## AIM OF THE TASK
Extract every line below, verbatim.

## AVAILABLE DATA
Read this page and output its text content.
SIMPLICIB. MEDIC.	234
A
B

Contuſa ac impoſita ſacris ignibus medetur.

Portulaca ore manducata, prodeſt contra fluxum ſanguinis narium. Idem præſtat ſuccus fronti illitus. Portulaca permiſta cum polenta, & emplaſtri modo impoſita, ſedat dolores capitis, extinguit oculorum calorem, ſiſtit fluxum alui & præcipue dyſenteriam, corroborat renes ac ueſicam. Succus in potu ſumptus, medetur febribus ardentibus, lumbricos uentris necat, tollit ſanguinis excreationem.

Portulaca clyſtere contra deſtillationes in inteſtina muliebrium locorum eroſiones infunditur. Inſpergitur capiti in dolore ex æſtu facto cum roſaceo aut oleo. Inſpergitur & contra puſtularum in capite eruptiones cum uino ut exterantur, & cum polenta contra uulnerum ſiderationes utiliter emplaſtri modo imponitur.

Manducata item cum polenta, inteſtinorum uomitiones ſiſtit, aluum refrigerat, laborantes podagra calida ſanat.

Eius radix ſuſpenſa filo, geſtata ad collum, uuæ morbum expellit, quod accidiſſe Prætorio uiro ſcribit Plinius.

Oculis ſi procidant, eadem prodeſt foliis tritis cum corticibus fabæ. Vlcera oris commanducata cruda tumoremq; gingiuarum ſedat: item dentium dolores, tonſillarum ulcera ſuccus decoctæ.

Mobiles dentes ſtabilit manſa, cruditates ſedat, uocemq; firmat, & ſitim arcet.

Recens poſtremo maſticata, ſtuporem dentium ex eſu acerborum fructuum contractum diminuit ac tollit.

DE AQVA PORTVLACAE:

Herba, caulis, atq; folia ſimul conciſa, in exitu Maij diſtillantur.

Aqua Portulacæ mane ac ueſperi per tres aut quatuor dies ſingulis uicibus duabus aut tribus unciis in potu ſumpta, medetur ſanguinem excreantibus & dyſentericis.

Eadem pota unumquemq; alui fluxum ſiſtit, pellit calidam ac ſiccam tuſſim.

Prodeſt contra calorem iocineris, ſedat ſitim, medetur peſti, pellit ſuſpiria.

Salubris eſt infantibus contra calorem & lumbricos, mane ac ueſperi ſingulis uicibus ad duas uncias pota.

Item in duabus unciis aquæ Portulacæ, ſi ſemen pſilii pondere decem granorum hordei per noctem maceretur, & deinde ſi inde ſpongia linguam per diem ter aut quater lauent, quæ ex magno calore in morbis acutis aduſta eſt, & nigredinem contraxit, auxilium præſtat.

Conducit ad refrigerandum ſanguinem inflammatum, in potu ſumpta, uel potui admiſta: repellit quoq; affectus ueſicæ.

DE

## REPLY
Read this page and output its text content.
SIMPLICIB. MEDIC.	234
A
B

Contuſa ac impoſita ſacris ignibus medetur.

Portulaca ore manducata, prodeſt contra fluxum ſanguinis narium. Idem præſtat ſuccus fronti illitus. Portulaca permiſta cum polenta, & emplaſtri modo impoſita, ſedat dolores capitis, extinguit oculorum calorem, ſiſtit fluxum alui & præcipue dyſenteriam, corroborat renes ac ueſicam. Succus in potu ſumptus, medetur febribus ardentibus, lumbricos uentris necat, tollit ſanguinis excreationem.

Portulaca clyſtere contra deſtillationes in inteſtina muliebrium locorum eroſiones infunditur. Inſpergitur capiti in dolore ex æſtu facto cum roſaceo aut oleo. Inſpergitur & contra puſtularum in capite eruptiones cum uino ut exterantur, & cum polenta contra uulnerum ſiderationes utiliter emplaſtri modo imponitur.

Manducata item cum polenta, inteſtinorum uomitiones ſiſtit, aluum refrigerat, laborantes podagra calida ſanat.

Eius radix ſuſpenſa filo, geſtata ad collum, uuæ morbum expellit, quod accidiſſe Prætorio uiro ſcribit Plinius.

Oculis ſi procidant, eadem prodeſt foliis tritis cum corticibus fabæ. Vlcera oris commanducata cruda tumoremq; gingiuarum ſedat: item dentium dolores, tonſillarum ulcera ſuccus decoctæ.

Mobiles dentes ſtabilit manſa, cruditates ſedat, uocemq; firmat, & ſitim arcet.

Recens poſtremo maſticata, ſtuporem dentium ex eſu acerborum fructuum contractum diminuit ac tollit.

DE AQVA PORTVLACAE:

Herba, caulis, atq; folia ſimul conciſa, in exitu Maij diſtillantur.

Aqua Portulacæ mane ac ueſperi per tres aut quatuor dies ſingulis uicibus duabus aut tribus unciis in potu ſumpta, medetur ſanguinem excreantibus & dyſentericis.

Eadem pota unumquemq; alui fluxum ſiſtit, pellit calidam ac ſiccam tuſſim.

Prodeſt contra calorem iocineris, ſedat ſitim, medetur peſti, pellit ſuſpiria.

Salubris eſt infantibus contra calorem & lumbricos, mane ac ueſperi ſingulis uicibus ad duas uncias pota.

Item in duabus unciis aquæ Portulacæ, ſi ſemen pſilii pondere decem granorum hordei per noctem maceretur, & deinde ſi inde ſpongia linguam per diem ter aut quater lauent, quæ ex magno calore in morbis acutis aduſta eſt, & nigredinem contraxit, auxilium præſtat.

Conducit ad refrigerandum ſanguinem inflammatum, in potu ſumpta, uel potui admiſta: repellit quoq; affectus ueſicæ.

DE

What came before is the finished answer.